[BEGIN Records provided]

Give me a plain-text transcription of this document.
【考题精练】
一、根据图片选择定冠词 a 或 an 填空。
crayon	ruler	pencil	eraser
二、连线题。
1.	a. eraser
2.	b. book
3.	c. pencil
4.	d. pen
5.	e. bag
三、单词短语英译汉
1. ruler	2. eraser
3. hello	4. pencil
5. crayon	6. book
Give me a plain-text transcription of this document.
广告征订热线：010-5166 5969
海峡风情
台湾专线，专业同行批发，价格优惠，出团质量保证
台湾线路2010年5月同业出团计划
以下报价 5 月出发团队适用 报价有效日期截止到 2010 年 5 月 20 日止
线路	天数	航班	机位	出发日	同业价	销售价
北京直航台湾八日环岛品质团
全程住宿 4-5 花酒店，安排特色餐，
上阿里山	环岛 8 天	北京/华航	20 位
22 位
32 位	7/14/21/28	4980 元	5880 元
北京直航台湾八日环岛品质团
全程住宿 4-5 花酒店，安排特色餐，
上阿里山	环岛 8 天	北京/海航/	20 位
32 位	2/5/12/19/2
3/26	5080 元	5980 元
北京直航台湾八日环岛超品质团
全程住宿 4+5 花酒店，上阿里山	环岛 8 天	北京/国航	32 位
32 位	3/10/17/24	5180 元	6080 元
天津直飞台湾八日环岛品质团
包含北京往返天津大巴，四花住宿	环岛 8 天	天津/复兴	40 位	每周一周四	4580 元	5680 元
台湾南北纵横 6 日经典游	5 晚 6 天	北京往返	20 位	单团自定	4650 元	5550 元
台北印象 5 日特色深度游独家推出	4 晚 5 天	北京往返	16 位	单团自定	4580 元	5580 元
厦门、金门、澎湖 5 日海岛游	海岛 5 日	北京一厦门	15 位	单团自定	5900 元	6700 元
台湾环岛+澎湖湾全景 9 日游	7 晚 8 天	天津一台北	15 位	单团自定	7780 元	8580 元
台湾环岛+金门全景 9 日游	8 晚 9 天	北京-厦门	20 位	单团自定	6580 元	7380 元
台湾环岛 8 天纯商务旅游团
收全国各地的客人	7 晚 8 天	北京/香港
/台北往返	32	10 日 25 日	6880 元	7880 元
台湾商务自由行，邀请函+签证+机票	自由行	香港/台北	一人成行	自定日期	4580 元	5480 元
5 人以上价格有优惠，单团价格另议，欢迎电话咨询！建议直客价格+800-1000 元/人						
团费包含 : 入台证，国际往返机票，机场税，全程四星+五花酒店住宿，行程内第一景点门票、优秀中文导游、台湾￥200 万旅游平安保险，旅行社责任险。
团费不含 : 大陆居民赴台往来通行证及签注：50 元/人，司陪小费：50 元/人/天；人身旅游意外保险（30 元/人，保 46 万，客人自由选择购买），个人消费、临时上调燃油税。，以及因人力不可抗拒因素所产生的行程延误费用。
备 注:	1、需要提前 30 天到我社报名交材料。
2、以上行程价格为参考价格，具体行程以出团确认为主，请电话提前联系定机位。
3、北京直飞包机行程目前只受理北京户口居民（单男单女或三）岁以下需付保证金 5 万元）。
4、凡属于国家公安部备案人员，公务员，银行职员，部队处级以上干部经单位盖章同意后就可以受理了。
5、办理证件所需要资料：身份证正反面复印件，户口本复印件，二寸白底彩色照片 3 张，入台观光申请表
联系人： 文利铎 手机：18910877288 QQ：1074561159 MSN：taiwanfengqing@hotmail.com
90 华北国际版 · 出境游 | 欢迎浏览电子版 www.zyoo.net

[END Records provided]

Check each line of the records for the word "ruler" and extract those that contain it.

crayon	ruler	pencil	eraser
1. ruler	2. eraser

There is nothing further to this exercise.